→ Aim of the exercise
Go over the listing below line by line and tally those containing "http". Give only the tally.

-- Begin Input material --

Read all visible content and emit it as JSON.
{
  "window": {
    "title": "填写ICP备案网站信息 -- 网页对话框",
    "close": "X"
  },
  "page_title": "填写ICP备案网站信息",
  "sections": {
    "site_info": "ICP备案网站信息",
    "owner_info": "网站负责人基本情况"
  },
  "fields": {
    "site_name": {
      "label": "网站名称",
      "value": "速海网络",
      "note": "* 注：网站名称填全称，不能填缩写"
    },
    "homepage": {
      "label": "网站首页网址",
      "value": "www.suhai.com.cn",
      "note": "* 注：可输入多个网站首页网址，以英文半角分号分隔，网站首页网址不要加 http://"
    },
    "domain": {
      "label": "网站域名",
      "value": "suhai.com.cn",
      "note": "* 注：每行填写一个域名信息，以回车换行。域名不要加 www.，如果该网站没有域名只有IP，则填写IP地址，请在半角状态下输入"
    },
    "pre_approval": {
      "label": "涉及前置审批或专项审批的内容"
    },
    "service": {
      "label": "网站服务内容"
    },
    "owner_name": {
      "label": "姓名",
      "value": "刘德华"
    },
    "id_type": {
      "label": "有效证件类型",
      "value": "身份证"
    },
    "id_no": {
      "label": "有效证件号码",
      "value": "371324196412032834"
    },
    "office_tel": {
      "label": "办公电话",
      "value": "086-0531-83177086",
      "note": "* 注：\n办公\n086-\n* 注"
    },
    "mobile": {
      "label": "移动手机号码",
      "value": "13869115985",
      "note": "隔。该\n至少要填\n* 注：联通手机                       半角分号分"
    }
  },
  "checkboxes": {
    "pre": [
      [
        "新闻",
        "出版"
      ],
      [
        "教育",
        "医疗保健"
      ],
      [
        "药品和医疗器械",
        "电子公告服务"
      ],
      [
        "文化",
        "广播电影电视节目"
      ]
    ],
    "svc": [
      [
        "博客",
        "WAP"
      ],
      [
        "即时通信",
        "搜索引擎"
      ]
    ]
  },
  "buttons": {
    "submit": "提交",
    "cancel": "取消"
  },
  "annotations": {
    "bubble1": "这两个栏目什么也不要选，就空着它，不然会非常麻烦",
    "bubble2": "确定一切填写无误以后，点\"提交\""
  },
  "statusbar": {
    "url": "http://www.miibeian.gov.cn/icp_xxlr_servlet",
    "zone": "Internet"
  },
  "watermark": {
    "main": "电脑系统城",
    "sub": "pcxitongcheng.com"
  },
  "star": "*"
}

-- End Input material --

→ Response to this exercise
2